What to work on ->
Transcribe the entries that follow, word for word.
# # # #
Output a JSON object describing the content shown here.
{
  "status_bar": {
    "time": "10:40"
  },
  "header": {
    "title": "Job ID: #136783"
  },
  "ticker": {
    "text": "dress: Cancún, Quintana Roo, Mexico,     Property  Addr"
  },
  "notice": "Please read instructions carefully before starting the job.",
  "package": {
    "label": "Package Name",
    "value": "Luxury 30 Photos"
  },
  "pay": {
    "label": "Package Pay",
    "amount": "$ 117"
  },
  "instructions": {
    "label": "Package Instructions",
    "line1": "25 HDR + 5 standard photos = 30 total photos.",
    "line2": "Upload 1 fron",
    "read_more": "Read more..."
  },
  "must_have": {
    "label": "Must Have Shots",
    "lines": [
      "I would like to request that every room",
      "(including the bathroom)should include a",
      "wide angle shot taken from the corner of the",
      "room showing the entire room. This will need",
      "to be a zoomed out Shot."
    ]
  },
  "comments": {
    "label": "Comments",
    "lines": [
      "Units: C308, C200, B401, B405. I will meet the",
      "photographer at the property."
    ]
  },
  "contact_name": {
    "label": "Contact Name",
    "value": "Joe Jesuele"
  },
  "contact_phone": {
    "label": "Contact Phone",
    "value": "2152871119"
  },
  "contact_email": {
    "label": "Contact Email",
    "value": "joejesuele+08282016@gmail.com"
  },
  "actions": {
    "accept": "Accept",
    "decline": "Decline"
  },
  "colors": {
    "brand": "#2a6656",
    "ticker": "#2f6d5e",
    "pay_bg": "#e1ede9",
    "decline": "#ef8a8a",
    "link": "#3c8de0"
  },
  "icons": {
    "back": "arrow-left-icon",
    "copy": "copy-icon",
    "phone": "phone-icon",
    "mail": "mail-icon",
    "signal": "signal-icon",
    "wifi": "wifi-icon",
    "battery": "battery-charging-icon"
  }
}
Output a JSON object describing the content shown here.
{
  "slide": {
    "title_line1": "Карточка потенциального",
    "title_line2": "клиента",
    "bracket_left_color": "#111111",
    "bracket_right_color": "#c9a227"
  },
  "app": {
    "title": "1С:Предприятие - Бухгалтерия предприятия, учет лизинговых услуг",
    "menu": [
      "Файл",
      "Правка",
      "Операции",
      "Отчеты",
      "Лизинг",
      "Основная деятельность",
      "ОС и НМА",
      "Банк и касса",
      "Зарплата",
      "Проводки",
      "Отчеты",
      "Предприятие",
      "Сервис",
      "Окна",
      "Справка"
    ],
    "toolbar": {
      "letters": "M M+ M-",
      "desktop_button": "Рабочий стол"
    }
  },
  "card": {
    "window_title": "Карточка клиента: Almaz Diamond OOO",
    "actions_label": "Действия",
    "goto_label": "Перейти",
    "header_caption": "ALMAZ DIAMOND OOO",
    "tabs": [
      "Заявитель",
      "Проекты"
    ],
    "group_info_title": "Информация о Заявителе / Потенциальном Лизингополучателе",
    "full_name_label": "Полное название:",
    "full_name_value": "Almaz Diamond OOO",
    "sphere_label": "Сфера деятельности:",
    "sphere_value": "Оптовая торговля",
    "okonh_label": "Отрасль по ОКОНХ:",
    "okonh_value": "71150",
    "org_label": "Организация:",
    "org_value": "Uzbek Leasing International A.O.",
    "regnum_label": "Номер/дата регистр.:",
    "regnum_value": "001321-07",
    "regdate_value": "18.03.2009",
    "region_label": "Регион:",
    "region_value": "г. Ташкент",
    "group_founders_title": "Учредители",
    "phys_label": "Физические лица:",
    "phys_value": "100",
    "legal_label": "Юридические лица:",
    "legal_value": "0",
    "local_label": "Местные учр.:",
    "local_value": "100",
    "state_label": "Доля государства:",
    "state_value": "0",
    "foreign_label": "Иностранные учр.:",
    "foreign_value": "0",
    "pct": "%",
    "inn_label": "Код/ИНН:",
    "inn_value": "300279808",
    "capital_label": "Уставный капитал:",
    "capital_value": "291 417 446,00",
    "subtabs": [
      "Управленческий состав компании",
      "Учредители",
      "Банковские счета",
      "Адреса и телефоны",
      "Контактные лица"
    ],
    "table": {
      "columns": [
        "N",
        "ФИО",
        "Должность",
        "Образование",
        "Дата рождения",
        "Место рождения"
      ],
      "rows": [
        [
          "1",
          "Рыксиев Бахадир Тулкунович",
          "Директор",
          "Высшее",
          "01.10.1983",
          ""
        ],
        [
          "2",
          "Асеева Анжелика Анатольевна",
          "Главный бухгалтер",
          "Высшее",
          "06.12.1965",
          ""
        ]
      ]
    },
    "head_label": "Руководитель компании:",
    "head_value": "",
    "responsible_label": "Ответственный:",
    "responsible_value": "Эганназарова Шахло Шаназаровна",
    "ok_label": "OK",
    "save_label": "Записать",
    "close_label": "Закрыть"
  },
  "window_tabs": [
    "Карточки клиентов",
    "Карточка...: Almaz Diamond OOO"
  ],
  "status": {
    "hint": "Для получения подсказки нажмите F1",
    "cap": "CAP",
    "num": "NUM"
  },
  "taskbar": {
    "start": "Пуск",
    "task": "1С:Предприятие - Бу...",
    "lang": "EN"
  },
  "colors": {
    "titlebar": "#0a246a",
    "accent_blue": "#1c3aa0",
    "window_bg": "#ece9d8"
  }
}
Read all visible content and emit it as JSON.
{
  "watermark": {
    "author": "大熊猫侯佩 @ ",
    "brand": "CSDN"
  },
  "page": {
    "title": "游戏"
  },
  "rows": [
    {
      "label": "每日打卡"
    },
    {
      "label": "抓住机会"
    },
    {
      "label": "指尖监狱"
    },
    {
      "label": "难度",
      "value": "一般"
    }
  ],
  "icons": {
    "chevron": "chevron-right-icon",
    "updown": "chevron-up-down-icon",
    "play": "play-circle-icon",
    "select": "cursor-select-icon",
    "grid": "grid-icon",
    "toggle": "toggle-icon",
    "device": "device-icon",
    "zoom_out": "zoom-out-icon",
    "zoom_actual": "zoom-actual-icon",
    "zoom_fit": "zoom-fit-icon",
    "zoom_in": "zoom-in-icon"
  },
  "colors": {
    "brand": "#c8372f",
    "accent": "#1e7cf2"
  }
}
# # # #
Exercise response ->
Output a JSON object describing the content shown here.
{
  "status_bar": {
    "time": "10:40"
  },
  "header": {
    "title": "Job ID: #136783"
  },
  "ticker": {
    "text": "dress: Cancún, Quintana Roo, Mexico,     Property  Addr"
  },
  "notice": "Please read instructions carefully before starting the job.",
  "package": {
    "label": "Package Name",
    "value": "Luxury 30 Photos"
  },
  "pay": {
    "label": "Package Pay",
    "amount": "$ 117"
  },
  "instructions": {
    "label": "Package Instructions",
    "line1": "25 HDR + 5 standard photos = 30 total photos.",
    "line2": "Upload 1 fron",
    "read_more": "Read more..."
  },
  "must_have": {
    "label": "Must Have Shots",
    "lines": [
      "I would like to request that every room",
      "(including the bathroom)should include a",
      "wide angle shot taken from the corner of the",
      "room showing the entire room. This will need",
      "to be a zoomed out Shot."
    ]
  },
  "comments": {
    "label": "Comments",
    "lines": [
      "Units: C308, C200, B401, B405. I will meet the",
      "photographer at the property."
    ]
  },
  "contact_name": {
    "label": "Contact Name",
    "value": "Joe Jesuele"
  },
  "contact_phone": {
    "label": "Contact Phone",
    "value": "2152871119"
  },
  "contact_email": {
    "label": "Contact Email",
    "value": "joejesuele+08282016@gmail.com"
  },
  "actions": {
    "accept": "Accept",
    "decline": "Decline"
  },
  "colors": {
    "brand": "#2a6656",
    "ticker": "#2f6d5e",
    "pay_bg": "#e1ede9",
    "decline": "#ef8a8a",
    "link": "#3c8de0"
  },
  "icons": {
    "back": "arrow-left-icon",
    "copy": "copy-icon",
    "phone": "phone-icon",
    "mail": "mail-icon",
    "signal": "signal-icon",
    "wifi": "wifi-icon",
    "battery": "battery-charging-icon"
  }
}
Output a JSON object describing the content shown here.
{
  "slide": {
    "title_line1": "Карточка потенциального",
    "title_line2": "клиента",
    "bracket_left_color": "#111111",
    "bracket_right_color": "#c9a227"
  },
  "app": {
    "title": "1С:Предприятие - Бухгалтерия предприятия, учет лизинговых услуг",
    "menu": [
      "Файл",
      "Правка",
      "Операции",
      "Отчеты",
      "Лизинг",
      "Основная деятельность",
      "ОС и НМА",
      "Банк и касса",
      "Зарплата",
      "Проводки",
      "Отчеты",
      "Предприятие",
      "Сервис",
      "Окна",
      "Справка"
    ],
    "toolbar": {
      "letters": "M M+ M-",
      "desktop_button": "Рабочий стол"
    }
  },
  "card": {
    "window_title": "Карточка клиента: Almaz Diamond OOO",
    "actions_label": "Действия",
    "goto_label": "Перейти",
    "header_caption": "ALMAZ DIAMOND OOO",
    "tabs": [
      "Заявитель",
      "Проекты"
    ],
    "group_info_title": "Информация о Заявителе / Потенциальном Лизингополучателе",
    "full_name_label": "Полное название:",
    "full_name_value": "Almaz Diamond OOO",
    "sphere_label": "Сфера деятельности:",
    "sphere_value": "Оптовая торговля",
    "okonh_label": "Отрасль по ОКОНХ:",
    "okonh_value": "71150",
    "org_label": "Организация:",
    "org_value": "Uzbek Leasing International A.O.",
    "regnum_label": "Номер/дата регистр.:",
    "regnum_value": "001321-07",
    "regdate_value": "18.03.2009",
    "region_label": "Регион:",
    "region_value": "г. Ташкент",
    "group_founders_title": "Учредители",
    "phys_label": "Физические лица:",
    "phys_value": "100",
    "legal_label": "Юридические лица:",
    "legal_value": "0",
    "local_label": "Местные учр.:",
    "local_value": "100",
    "state_label": "Доля государства:",
    "state_value": "0",
    "foreign_label": "Иностранные учр.:",
    "foreign_value": "0",
    "pct": "%",
    "inn_label": "Код/ИНН:",
    "inn_value": "300279808",
    "capital_label": "Уставный капитал:",
    "capital_value": "291 417 446,00",
    "subtabs": [
      "Управленческий состав компании",
      "Учредители",
      "Банковские счета",
      "Адреса и телефоны",
      "Контактные лица"
    ],
    "table": {
      "columns": [
        "N",
        "ФИО",
        "Должность",
        "Образование",
        "Дата рождения",
        "Место рождения"
      ],
      "rows": [
        [
          "1",
          "Рыксиев Бахадир Тулкунович",
          "Директор",
          "Высшее",
          "01.10.1983",
          ""
        ],
        [
          "2",
          "Асеева Анжелика Анатольевна",
          "Главный бухгалтер",
          "Высшее",
          "06.12.1965",
          ""
        ]
      ]
    },
    "head_label": "Руководитель компании:",
    "head_value": "",
    "responsible_label": "Ответственный:",
    "responsible_value": "Эганназарова Шахло Шаназаровна",
    "ok_label": "OK",
    "save_label": "Записать",
    "close_label": "Закрыть"
  },
  "window_tabs": [
    "Карточки клиентов",
    "Карточка...: Almaz Diamond OOO"
  ],
  "status": {
    "hint": "Для получения подсказки нажмите F1",
    "cap": "CAP",
    "num": "NUM"
  },
  "taskbar": {
    "start": "Пуск",
    "task": "1С:Предприятие - Бу...",
    "lang": "EN"
  },
  "colors": {
    "titlebar": "#0a246a",
    "accent_blue": "#1c3aa0",
    "window_bg": "#ece9d8"
  }
}
Read all visible content and emit it as JSON.
{
  "watermark": {
    "author": "大熊猫侯佩 @ ",
    "brand": "CSDN"
  },
  "page": {
    "title": "游戏"
  },
  "rows": [
    {
      "label": "每日打卡"
    },
    {
      "label": "抓住机会"
    },
    {
      "label": "指尖监狱"
    },
    {
      "label": "难度",
      "value": "一般"
    }
  ],
  "icons": {
    "chevron": "chevron-right-icon",
    "updown": "chevron-up-down-icon",
    "play": "play-circle-icon",
    "select": "cursor-select-icon",
    "grid": "grid-icon",
    "toggle": "toggle-icon",
    "device": "device-icon",
    "zoom_out": "zoom-out-icon",
    "zoom_actual": "zoom-actual-icon",
    "zoom_fit": "zoom-fit-icon",
    "zoom_in": "zoom-in-icon"
  },
  "colors": {
    "brand": "#c8372f",
    "accent": "#1e7cf2"
  }
}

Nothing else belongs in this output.